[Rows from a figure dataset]

++++

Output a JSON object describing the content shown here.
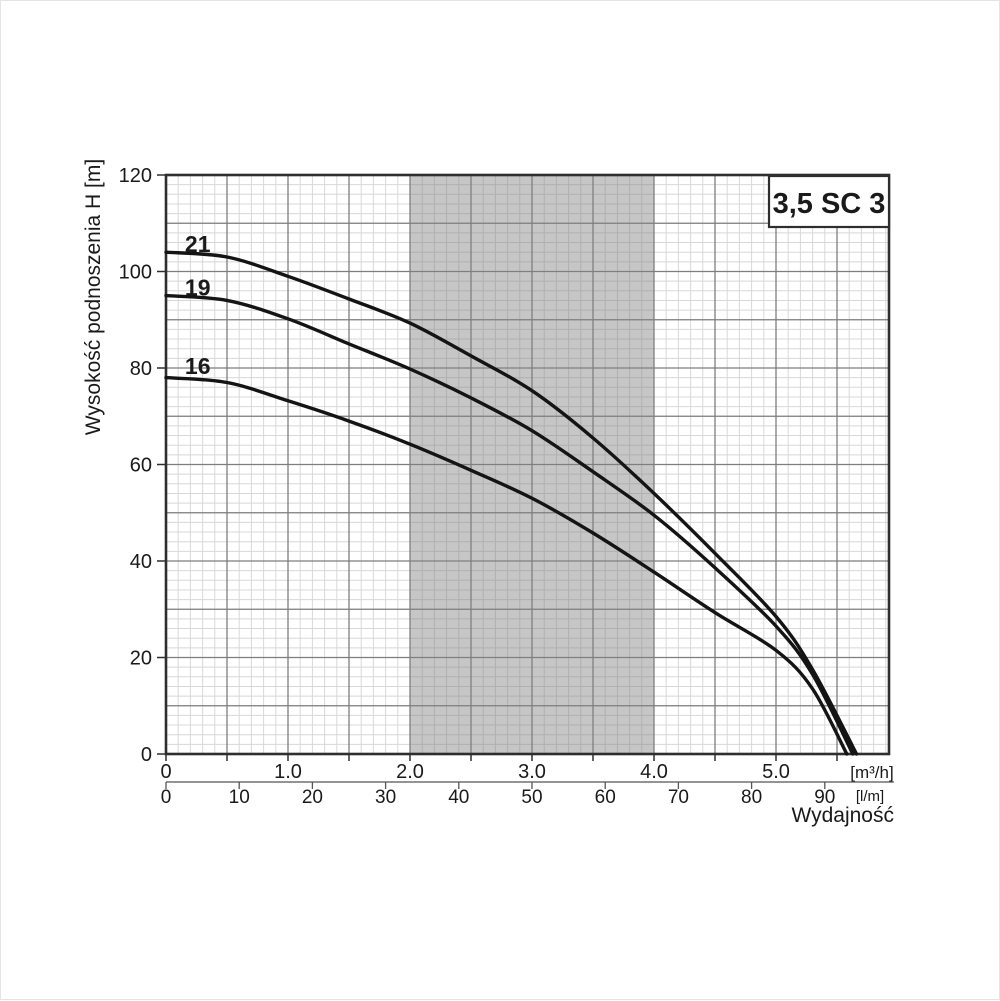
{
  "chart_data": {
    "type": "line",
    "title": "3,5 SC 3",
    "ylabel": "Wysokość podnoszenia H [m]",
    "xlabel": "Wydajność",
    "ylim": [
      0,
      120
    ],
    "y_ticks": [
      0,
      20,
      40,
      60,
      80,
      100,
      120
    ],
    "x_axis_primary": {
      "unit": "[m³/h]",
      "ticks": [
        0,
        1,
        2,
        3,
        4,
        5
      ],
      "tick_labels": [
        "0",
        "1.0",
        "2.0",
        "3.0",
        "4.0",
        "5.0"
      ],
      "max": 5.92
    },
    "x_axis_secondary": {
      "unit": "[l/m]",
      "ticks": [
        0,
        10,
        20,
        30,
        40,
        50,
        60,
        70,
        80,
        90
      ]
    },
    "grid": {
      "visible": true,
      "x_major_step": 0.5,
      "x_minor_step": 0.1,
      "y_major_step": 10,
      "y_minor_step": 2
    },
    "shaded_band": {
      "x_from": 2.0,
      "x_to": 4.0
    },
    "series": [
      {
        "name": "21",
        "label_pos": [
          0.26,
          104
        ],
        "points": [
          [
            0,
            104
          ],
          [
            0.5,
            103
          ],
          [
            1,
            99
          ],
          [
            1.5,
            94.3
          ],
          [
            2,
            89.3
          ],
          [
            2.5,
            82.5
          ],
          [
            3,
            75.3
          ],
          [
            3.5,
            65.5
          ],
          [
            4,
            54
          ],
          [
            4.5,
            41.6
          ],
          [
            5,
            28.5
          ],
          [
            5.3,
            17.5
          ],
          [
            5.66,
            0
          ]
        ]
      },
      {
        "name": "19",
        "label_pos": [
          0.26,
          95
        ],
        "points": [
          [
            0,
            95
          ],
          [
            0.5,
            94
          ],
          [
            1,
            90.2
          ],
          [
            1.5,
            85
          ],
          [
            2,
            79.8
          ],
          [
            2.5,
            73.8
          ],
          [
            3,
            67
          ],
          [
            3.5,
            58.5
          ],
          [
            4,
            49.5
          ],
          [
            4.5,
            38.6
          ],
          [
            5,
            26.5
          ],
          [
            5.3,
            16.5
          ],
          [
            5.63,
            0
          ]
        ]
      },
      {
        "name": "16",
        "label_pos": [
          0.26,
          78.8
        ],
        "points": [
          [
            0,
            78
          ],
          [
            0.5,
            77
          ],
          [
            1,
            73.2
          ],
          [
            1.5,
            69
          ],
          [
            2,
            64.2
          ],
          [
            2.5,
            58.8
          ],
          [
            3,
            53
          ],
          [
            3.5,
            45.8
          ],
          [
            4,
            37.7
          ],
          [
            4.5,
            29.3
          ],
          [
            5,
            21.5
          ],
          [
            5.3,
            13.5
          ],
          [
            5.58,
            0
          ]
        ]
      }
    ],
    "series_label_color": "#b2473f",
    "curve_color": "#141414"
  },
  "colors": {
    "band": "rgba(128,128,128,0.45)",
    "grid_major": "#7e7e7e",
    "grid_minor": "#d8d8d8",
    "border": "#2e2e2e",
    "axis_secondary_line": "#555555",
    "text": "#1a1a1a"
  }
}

++++

## Your task
Quote the preceding listing precisely and completely, omitting its images.

## Solution
Output a JSON object describing the content shown here.
{
  "chart_data": {
    "type": "line",
    "title": "3,5 SC 3",
    "ylabel": "Wysokość podnoszenia H [m]",
    "xlabel": "Wydajność",
    "ylim": [
      0,
      120
    ],
    "y_ticks": [
      0,
      20,
      40,
      60,
      80,
      100,
      120
    ],
    "x_axis_primary": {
      "unit": "[m³/h]",
      "ticks": [
        0,
        1,
        2,
        3,
        4,
        5
      ],
      "tick_labels": [
        "0",
        "1.0",
        "2.0",
        "3.0",
        "4.0",
        "5.0"
      ],
      "max": 5.92
    },
    "x_axis_secondary": {
      "unit": "[l/m]",
      "ticks": [
        0,
        10,
        20,
        30,
        40,
        50,
        60,
        70,
        80,
        90
      ]
    },
    "grid": {
      "visible": true,
      "x_major_step": 0.5,
      "x_minor_step": 0.1,
      "y_major_step": 10,
      "y_minor_step": 2
    },
    "shaded_band": {
      "x_from": 2.0,
      "x_to": 4.0
    },
    "series": [
      {
        "name": "21",
        "label_pos": [
          0.26,
          104
        ],
        "points": [
          [
            0,
            104
          ],
          [
            0.5,
            103
          ],
          [
            1,
            99
          ],
          [
            1.5,
            94.3
          ],
          [
            2,
            89.3
          ],
          [
            2.5,
            82.5
          ],
          [
            3,
            75.3
          ],
          [
            3.5,
            65.5
          ],
          [
            4,
            54
          ],
          [
            4.5,
            41.6
          ],
          [
            5,
            28.5
          ],
          [
            5.3,
            17.5
          ],
          [
            5.66,
            0
          ]
        ]
      },
      {
        "name": "19",
        "label_pos": [
          0.26,
          95
        ],
        "points": [
          [
            0,
            95
          ],
          [
            0.5,
            94
          ],
          [
            1,
            90.2
          ],
          [
            1.5,
            85
          ],
          [
            2,
            79.8
          ],
          [
            2.5,
            73.8
          ],
          [
            3,
            67
          ],
          [
            3.5,
            58.5
          ],
          [
            4,
            49.5
          ],
          [
            4.5,
            38.6
          ],
          [
            5,
            26.5
          ],
          [
            5.3,
            16.5
          ],
          [
            5.63,
            0
          ]
        ]
      },
      {
        "name": "16",
        "label_pos": [
          0.26,
          78.8
        ],
        "points": [
          [
            0,
            78
          ],
          [
            0.5,
            77
          ],
          [
            1,
            73.2
          ],
          [
            1.5,
            69
          ],
          [
            2,
            64.2
          ],
          [
            2.5,
            58.8
          ],
          [
            3,
            53
          ],
          [
            3.5,
            45.8
          ],
          [
            4,
            37.7
          ],
          [
            4.5,
            29.3
          ],
          [
            5,
            21.5
          ],
          [
            5.3,
            13.5
          ],
          [
            5.58,
            0
          ]
        ]
      }
    ],
    "series_label_color": "#b2473f",
    "curve_color": "#141414"
  },
  "colors": {
    "band": "rgba(128,128,128,0.45)",
    "grid_major": "#7e7e7e",
    "grid_minor": "#d8d8d8",
    "border": "#2e2e2e",
    "axis_secondary_line": "#555555",
    "text": "#1a1a1a"
  }
}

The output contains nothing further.